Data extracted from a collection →

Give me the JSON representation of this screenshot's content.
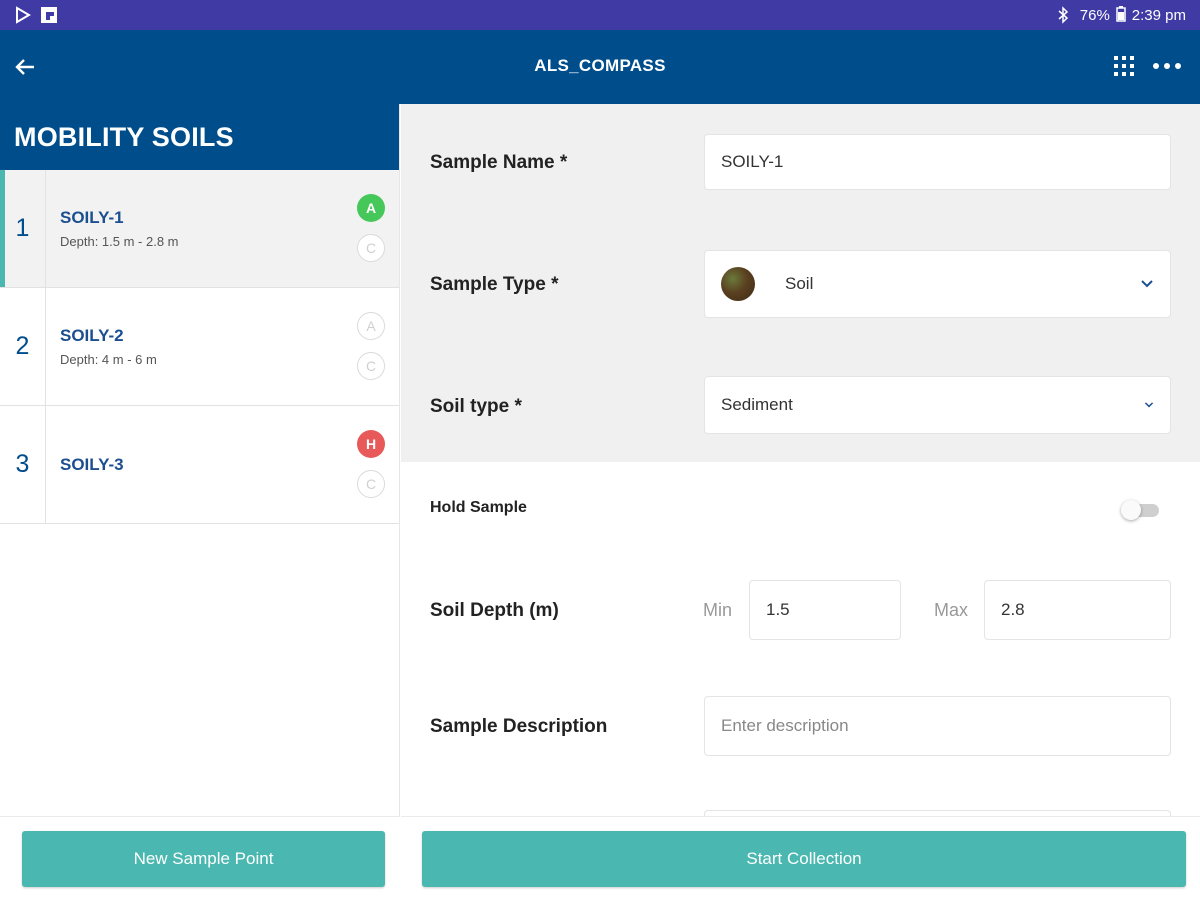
{
  "status_bar": {
    "battery": "76%",
    "time": "2:39 pm",
    "icons": [
      "play-store-icon",
      "flipboard-icon",
      "bluetooth-icon",
      "battery-icon"
    ]
  },
  "app_bar": {
    "title": "ALS_COMPASS",
    "icons": [
      "back-arrow-icon",
      "apps-grid-icon",
      "more-options-icon"
    ]
  },
  "sidebar": {
    "header": "MOBILITY SOILS",
    "items": [
      {
        "number": "1",
        "name": "SOILY-1",
        "depth": "Depth: 1.5 m - 2.8 m",
        "badge_top": "A",
        "badge_bottom": "C"
      },
      {
        "number": "2",
        "name": "SOILY-2",
        "depth": "Depth: 4 m - 6 m",
        "badge_top": "A",
        "badge_bottom": "C"
      },
      {
        "number": "3",
        "name": "SOILY-3",
        "depth": "",
        "badge_top": "H",
        "badge_bottom": "C"
      }
    ],
    "new_button": "New Sample Point"
  },
  "form": {
    "sample_name_label": "Sample Name *",
    "sample_name_value": "SOILY-1",
    "sample_type_label": "Sample Type *",
    "sample_type_value": "Soil",
    "soil_type_label": "Soil type *",
    "soil_type_value": "Sediment",
    "hold_sample_label": "Hold Sample",
    "hold_sample_on": false,
    "soil_depth_label": "Soil Depth (m)",
    "min_label": "Min",
    "min_value": "1.5",
    "max_label": "Max",
    "max_value": "2.8",
    "description_label": "Sample Description",
    "description_placeholder": "Enter description",
    "start_button": "Start Collection"
  },
  "colors": {
    "status_bar": "#3f3aa4",
    "app_bar": "#004d8c",
    "accent_teal": "#4ab8b0",
    "badge_green": "#46c759",
    "badge_red": "#e85a5a"
  }
}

PROBLEM REQUIREMENTS →
The records above should be reproduced exactly, with no pictures included.

TASK ANSWER →
Give me the JSON representation of this screenshot's content.
{
  "status_bar": {
    "battery": "76%",
    "time": "2:39 pm",
    "icons": [
      "play-store-icon",
      "flipboard-icon",
      "bluetooth-icon",
      "battery-icon"
    ]
  },
  "app_bar": {
    "title": "ALS_COMPASS",
    "icons": [
      "back-arrow-icon",
      "apps-grid-icon",
      "more-options-icon"
    ]
  },
  "sidebar": {
    "header": "MOBILITY SOILS",
    "items": [
      {
        "number": "1",
        "name": "SOILY-1",
        "depth": "Depth: 1.5 m - 2.8 m",
        "badge_top": "A",
        "badge_bottom": "C"
      },
      {
        "number": "2",
        "name": "SOILY-2",
        "depth": "Depth: 4 m - 6 m",
        "badge_top": "A",
        "badge_bottom": "C"
      },
      {
        "number": "3",
        "name": "SOILY-3",
        "depth": "",
        "badge_top": "H",
        "badge_bottom": "C"
      }
    ],
    "new_button": "New Sample Point"
  },
  "form": {
    "sample_name_label": "Sample Name *",
    "sample_name_value": "SOILY-1",
    "sample_type_label": "Sample Type *",
    "sample_type_value": "Soil",
    "soil_type_label": "Soil type *",
    "soil_type_value": "Sediment",
    "hold_sample_label": "Hold Sample",
    "hold_sample_on": false,
    "soil_depth_label": "Soil Depth (m)",
    "min_label": "Min",
    "min_value": "1.5",
    "max_label": "Max",
    "max_value": "2.8",
    "description_label": "Sample Description",
    "description_placeholder": "Enter description",
    "start_button": "Start Collection"
  },
  "colors": {
    "status_bar": "#3f3aa4",
    "app_bar": "#004d8c",
    "accent_teal": "#4ab8b0",
    "badge_green": "#46c759",
    "badge_red": "#e85a5a"
  }
}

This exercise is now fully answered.